[Work instructions] Write out the listing below in full and exactly, leaving out every picture.

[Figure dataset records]
--------
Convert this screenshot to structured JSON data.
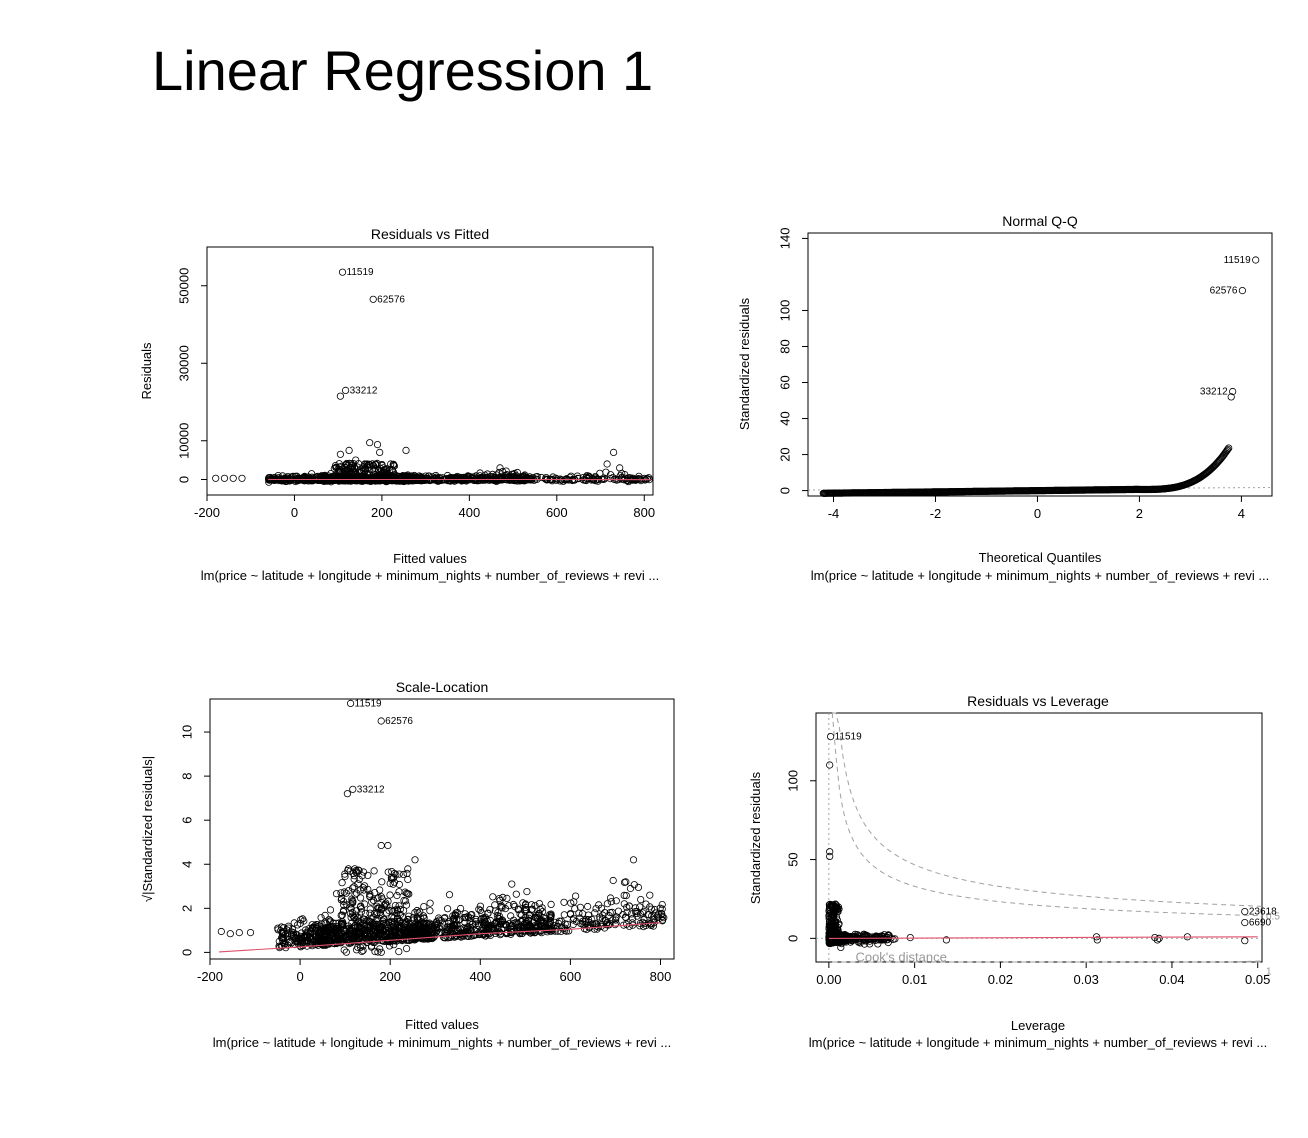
{
  "slide": {
    "title": "Linear Regression 1"
  },
  "model_formula": "lm(price ~ latitude + longitude + minimum_nights + number_of_reviews + revi ...",
  "colors": {
    "points": "#000000",
    "smoother": "#e0506a",
    "reference": "#999999"
  },
  "chart_data": [
    {
      "type": "scatter",
      "title": "Residuals vs Fitted",
      "xlabel": "Fitted values",
      "ylabel": "Residuals",
      "xlim": [
        -200,
        820
      ],
      "ylim": [
        -4000,
        60000
      ],
      "xticks": [
        -200,
        0,
        200,
        400,
        600,
        800
      ],
      "yticks": [
        0,
        10000,
        30000,
        50000
      ],
      "xtick_labels": [
        "-200",
        "0",
        "200",
        "400",
        "600",
        "800"
      ],
      "ytick_labels": [
        "0",
        "10000",
        "30000",
        "50000"
      ],
      "labeled_points": [
        {
          "label": "11519",
          "x": 110,
          "y": 53500
        },
        {
          "label": "62576",
          "x": 180,
          "y": 46500
        },
        {
          "label": "33212",
          "x": 117,
          "y": 23000
        }
      ],
      "outliers": [
        {
          "x": 105,
          "y": 21500
        },
        {
          "x": 105,
          "y": 6500
        },
        {
          "x": 125,
          "y": 7500
        },
        {
          "x": 172,
          "y": 9500
        },
        {
          "x": 190,
          "y": 9000
        },
        {
          "x": 195,
          "y": 7000
        },
        {
          "x": 255,
          "y": 7500
        },
        {
          "x": 730,
          "y": 7000
        },
        {
          "x": 715,
          "y": 4000
        },
        {
          "x": 140,
          "y": 5000
        },
        {
          "x": 470,
          "y": 3000
        },
        {
          "x": -180,
          "y": 300
        },
        {
          "x": -160,
          "y": 300
        },
        {
          "x": -140,
          "y": 300
        },
        {
          "x": -120,
          "y": 300
        }
      ],
      "bulk": {
        "x_range": [
          -60,
          815
        ],
        "residual_band": [
          -800,
          2500
        ]
      },
      "smoother": [
        [
          -60,
          0
        ],
        [
          200,
          0
        ],
        [
          400,
          0
        ],
        [
          600,
          0
        ],
        [
          815,
          -50
        ]
      ]
    },
    {
      "type": "scatter",
      "title": "Normal Q-Q",
      "xlabel": "Theoretical Quantiles",
      "ylabel": "Standardized residuals",
      "xlim": [
        -4.5,
        4.6
      ],
      "ylim": [
        -3,
        143
      ],
      "xticks": [
        -4,
        -2,
        0,
        2,
        4
      ],
      "yticks": [
        0,
        20,
        40,
        60,
        80,
        100,
        140
      ],
      "xtick_labels": [
        "-4",
        "-2",
        "0",
        "2",
        "4"
      ],
      "ytick_labels": [
        "0",
        "20",
        "40",
        "60",
        "80",
        "100",
        "140"
      ],
      "labeled_points": [
        {
          "label": "11519",
          "x": 4.28,
          "y": 128
        },
        {
          "label": "62576",
          "x": 4.02,
          "y": 111
        },
        {
          "label": "33212",
          "x": 3.83,
          "y": 55
        }
      ],
      "extra_points": [
        {
          "x": 3.8,
          "y": 52
        }
      ],
      "reference_line": {
        "intercept": 1,
        "slope": 0.15
      }
    },
    {
      "type": "scatter",
      "title": "Scale-Location",
      "xlabel": "Fitted values",
      "ylabel": "√|Standardized residuals|",
      "xlim": [
        -200,
        830
      ],
      "ylim": [
        -0.3,
        11.5
      ],
      "xticks": [
        -200,
        0,
        200,
        400,
        600,
        800
      ],
      "yticks": [
        0,
        2,
        4,
        6,
        8,
        10
      ],
      "xtick_labels": [
        "-200",
        "0",
        "200",
        "400",
        "600",
        "800"
      ],
      "ytick_labels": [
        "0",
        "2",
        "4",
        "6",
        "8",
        "10"
      ],
      "labeled_points": [
        {
          "label": "11519",
          "x": 112,
          "y": 11.3
        },
        {
          "label": "62576",
          "x": 180,
          "y": 10.5
        },
        {
          "label": "33212",
          "x": 117,
          "y": 7.4
        }
      ],
      "outliers": [
        {
          "x": 105,
          "y": 7.2
        },
        {
          "x": 180,
          "y": 4.85
        },
        {
          "x": 195,
          "y": 4.85
        },
        {
          "x": 255,
          "y": 4.2
        },
        {
          "x": 740,
          "y": 4.2
        },
        {
          "x": 470,
          "y": 3.1
        },
        {
          "x": -175,
          "y": 0.95
        },
        {
          "x": -155,
          "y": 0.85
        },
        {
          "x": -135,
          "y": 0.9
        },
        {
          "x": -110,
          "y": 0.9
        }
      ],
      "smoother": [
        [
          -180,
          0.02
        ],
        [
          0,
          0.25
        ],
        [
          200,
          0.55
        ],
        [
          400,
          0.85
        ],
        [
          600,
          1.05
        ],
        [
          800,
          1.35
        ]
      ]
    },
    {
      "type": "scatter",
      "title": "Residuals vs Leverage",
      "xlabel": "Leverage",
      "ylabel": "Standardized residuals",
      "xlim": [
        -0.0015,
        0.0505
      ],
      "ylim": [
        -15,
        143
      ],
      "xticks": [
        0,
        0.01,
        0.02,
        0.03,
        0.04,
        0.05
      ],
      "yticks": [
        0,
        50,
        100
      ],
      "xtick_labels": [
        "0.00",
        "0.01",
        "0.02",
        "0.03",
        "0.04",
        "0.05"
      ],
      "ytick_labels": [
        "0",
        "50",
        "100"
      ],
      "labeled_points": [
        {
          "label": "11519",
          "x": 0.0002,
          "y": 128
        },
        {
          "label": "23618",
          "x": 0.0485,
          "y": 17
        },
        {
          "label": "6690",
          "x": 0.0485,
          "y": 10
        }
      ],
      "points": [
        {
          "x": 0.0001,
          "y": 110
        },
        {
          "x": 0.0001,
          "y": 55
        },
        {
          "x": 0.0001,
          "y": 52
        },
        {
          "x": 0.0137,
          "y": -1
        },
        {
          "x": 0.0095,
          "y": 0.5
        },
        {
          "x": 0.0313,
          "y": -1
        },
        {
          "x": 0.0312,
          "y": 1
        },
        {
          "x": 0.038,
          "y": 0.5
        },
        {
          "x": 0.0383,
          "y": -1
        },
        {
          "x": 0.0385,
          "y": 0
        },
        {
          "x": 0.0418,
          "y": 1
        },
        {
          "x": 0.0485,
          "y": -1.5
        }
      ],
      "cooks_contours": [
        0.5,
        1
      ],
      "contour_label": "Cook's distance",
      "contour_value_labels": [
        "0.5",
        "1"
      ],
      "smoother": [
        [
          0,
          0
        ],
        [
          0.05,
          1
        ]
      ]
    }
  ]
}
--------
[The output]
Convert this screenshot to structured JSON data.
{
  "slide": {
    "title": "Linear Regression 1"
  },
  "model_formula": "lm(price ~ latitude + longitude + minimum_nights + number_of_reviews + revi ...",
  "colors": {
    "points": "#000000",
    "smoother": "#e0506a",
    "reference": "#999999"
  },
  "chart_data": [
    {
      "type": "scatter",
      "title": "Residuals vs Fitted",
      "xlabel": "Fitted values",
      "ylabel": "Residuals",
      "xlim": [
        -200,
        820
      ],
      "ylim": [
        -4000,
        60000
      ],
      "xticks": [
        -200,
        0,
        200,
        400,
        600,
        800
      ],
      "yticks": [
        0,
        10000,
        30000,
        50000
      ],
      "xtick_labels": [
        "-200",
        "0",
        "200",
        "400",
        "600",
        "800"
      ],
      "ytick_labels": [
        "0",
        "10000",
        "30000",
        "50000"
      ],
      "labeled_points": [
        {
          "label": "11519",
          "x": 110,
          "y": 53500
        },
        {
          "label": "62576",
          "x": 180,
          "y": 46500
        },
        {
          "label": "33212",
          "x": 117,
          "y": 23000
        }
      ],
      "outliers": [
        {
          "x": 105,
          "y": 21500
        },
        {
          "x": 105,
          "y": 6500
        },
        {
          "x": 125,
          "y": 7500
        },
        {
          "x": 172,
          "y": 9500
        },
        {
          "x": 190,
          "y": 9000
        },
        {
          "x": 195,
          "y": 7000
        },
        {
          "x": 255,
          "y": 7500
        },
        {
          "x": 730,
          "y": 7000
        },
        {
          "x": 715,
          "y": 4000
        },
        {
          "x": 140,
          "y": 5000
        },
        {
          "x": 470,
          "y": 3000
        },
        {
          "x": -180,
          "y": 300
        },
        {
          "x": -160,
          "y": 300
        },
        {
          "x": -140,
          "y": 300
        },
        {
          "x": -120,
          "y": 300
        }
      ],
      "bulk": {
        "x_range": [
          -60,
          815
        ],
        "residual_band": [
          -800,
          2500
        ]
      },
      "smoother": [
        [
          -60,
          0
        ],
        [
          200,
          0
        ],
        [
          400,
          0
        ],
        [
          600,
          0
        ],
        [
          815,
          -50
        ]
      ]
    },
    {
      "type": "scatter",
      "title": "Normal Q-Q",
      "xlabel": "Theoretical Quantiles",
      "ylabel": "Standardized residuals",
      "xlim": [
        -4.5,
        4.6
      ],
      "ylim": [
        -3,
        143
      ],
      "xticks": [
        -4,
        -2,
        0,
        2,
        4
      ],
      "yticks": [
        0,
        20,
        40,
        60,
        80,
        100,
        140
      ],
      "xtick_labels": [
        "-4",
        "-2",
        "0",
        "2",
        "4"
      ],
      "ytick_labels": [
        "0",
        "20",
        "40",
        "60",
        "80",
        "100",
        "140"
      ],
      "labeled_points": [
        {
          "label": "11519",
          "x": 4.28,
          "y": 128
        },
        {
          "label": "62576",
          "x": 4.02,
          "y": 111
        },
        {
          "label": "33212",
          "x": 3.83,
          "y": 55
        }
      ],
      "extra_points": [
        {
          "x": 3.8,
          "y": 52
        }
      ],
      "reference_line": {
        "intercept": 1,
        "slope": 0.15
      }
    },
    {
      "type": "scatter",
      "title": "Scale-Location",
      "xlabel": "Fitted values",
      "ylabel": "√|Standardized residuals|",
      "xlim": [
        -200,
        830
      ],
      "ylim": [
        -0.3,
        11.5
      ],
      "xticks": [
        -200,
        0,
        200,
        400,
        600,
        800
      ],
      "yticks": [
        0,
        2,
        4,
        6,
        8,
        10
      ],
      "xtick_labels": [
        "-200",
        "0",
        "200",
        "400",
        "600",
        "800"
      ],
      "ytick_labels": [
        "0",
        "2",
        "4",
        "6",
        "8",
        "10"
      ],
      "labeled_points": [
        {
          "label": "11519",
          "x": 112,
          "y": 11.3
        },
        {
          "label": "62576",
          "x": 180,
          "y": 10.5
        },
        {
          "label": "33212",
          "x": 117,
          "y": 7.4
        }
      ],
      "outliers": [
        {
          "x": 105,
          "y": 7.2
        },
        {
          "x": 180,
          "y": 4.85
        },
        {
          "x": 195,
          "y": 4.85
        },
        {
          "x": 255,
          "y": 4.2
        },
        {
          "x": 740,
          "y": 4.2
        },
        {
          "x": 470,
          "y": 3.1
        },
        {
          "x": -175,
          "y": 0.95
        },
        {
          "x": -155,
          "y": 0.85
        },
        {
          "x": -135,
          "y": 0.9
        },
        {
          "x": -110,
          "y": 0.9
        }
      ],
      "smoother": [
        [
          -180,
          0.02
        ],
        [
          0,
          0.25
        ],
        [
          200,
          0.55
        ],
        [
          400,
          0.85
        ],
        [
          600,
          1.05
        ],
        [
          800,
          1.35
        ]
      ]
    },
    {
      "type": "scatter",
      "title": "Residuals vs Leverage",
      "xlabel": "Leverage",
      "ylabel": "Standardized residuals",
      "xlim": [
        -0.0015,
        0.0505
      ],
      "ylim": [
        -15,
        143
      ],
      "xticks": [
        0,
        0.01,
        0.02,
        0.03,
        0.04,
        0.05
      ],
      "yticks": [
        0,
        50,
        100
      ],
      "xtick_labels": [
        "0.00",
        "0.01",
        "0.02",
        "0.03",
        "0.04",
        "0.05"
      ],
      "ytick_labels": [
        "0",
        "50",
        "100"
      ],
      "labeled_points": [
        {
          "label": "11519",
          "x": 0.0002,
          "y": 128
        },
        {
          "label": "23618",
          "x": 0.0485,
          "y": 17
        },
        {
          "label": "6690",
          "x": 0.0485,
          "y": 10
        }
      ],
      "points": [
        {
          "x": 0.0001,
          "y": 110
        },
        {
          "x": 0.0001,
          "y": 55
        },
        {
          "x": 0.0001,
          "y": 52
        },
        {
          "x": 0.0137,
          "y": -1
        },
        {
          "x": 0.0095,
          "y": 0.5
        },
        {
          "x": 0.0313,
          "y": -1
        },
        {
          "x": 0.0312,
          "y": 1
        },
        {
          "x": 0.038,
          "y": 0.5
        },
        {
          "x": 0.0383,
          "y": -1
        },
        {
          "x": 0.0385,
          "y": 0
        },
        {
          "x": 0.0418,
          "y": 1
        },
        {
          "x": 0.0485,
          "y": -1.5
        }
      ],
      "cooks_contours": [
        0.5,
        1
      ],
      "contour_label": "Cook's distance",
      "contour_value_labels": [
        "0.5",
        "1"
      ],
      "smoother": [
        [
          0,
          0
        ],
        [
          0.05,
          1
        ]
      ]
    }
  ]
}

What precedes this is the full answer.